On to the next dungeon. The baddies know they are coming (this group was never quiet or sneaky - not their style). One of the main henchmen is a decently powerful wizard, and he calls his burly bodyguards as soon as he finds out the party is coming. Half-orc/fire giant sorcerer is on point, comes to the entrance to a large room, sees the bodyguards standing like a guantlet before the wiz-baddie and decides to charge. Combat initiated, he rolls initiative after the wizard and his bodyguards. Player #1 starts pulling out a magic item or something, Big baddie wiz starts casting a spell, bodyguards take defensive stances (obviously readying for something, probably the first PC stupid enough to approach...). all PC spellcasters (most of the party) fail their spellcraft checks to determine the specific spell bieng cast by the baddie. Half-orc/fire giant's turn: he charges.

He charges forward, trying to go straight through the gauntley and take out the evil wiz in one shot (had a decent chance too, actually - with his current condition/weapons/etc). As soon as he gets even with the first 2 bodyguards, his fire-giant self shrinks to a half-orc. His buffs go poof. His oversized sword seems mighty heavy and unwieldy. All 4 bodyguards commence whaling on him, killing him quite quickly.

Work instructions -
[1] Please rewrite the stretch of the dungeon account from "He charges forward, trying" through "him quite quickly.", changing "bodyguards" to "guards".
[2] In the dungeon account, what does the charging character shrink to once he gets even with the first two bodyguards?

Dataset section -
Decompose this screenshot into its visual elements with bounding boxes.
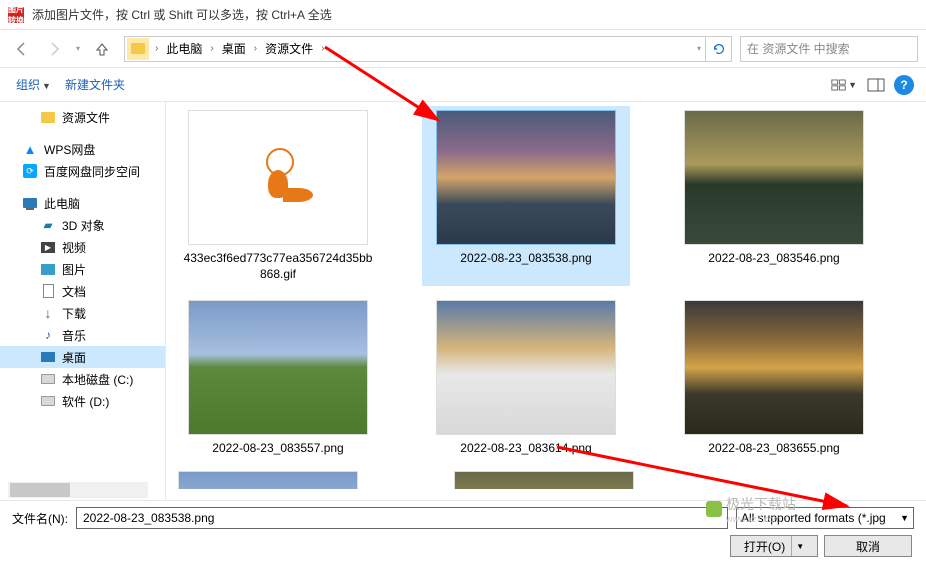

Task-by-task outputs -
[1]
He charges forward, trying to go straight through the gauntley and take out the evil wiz in one shot (had a decent chance too, actually - with his current condition/weapons/etc). As soon as he gets even with the first 2 guards, his fire-giant self shrinks to a half-orc. His buffs go poof. His oversized sword seems mighty heavy and unwieldy. All 4 guards commence whaling on him, killing him quite quickly.

[2] A half-orc.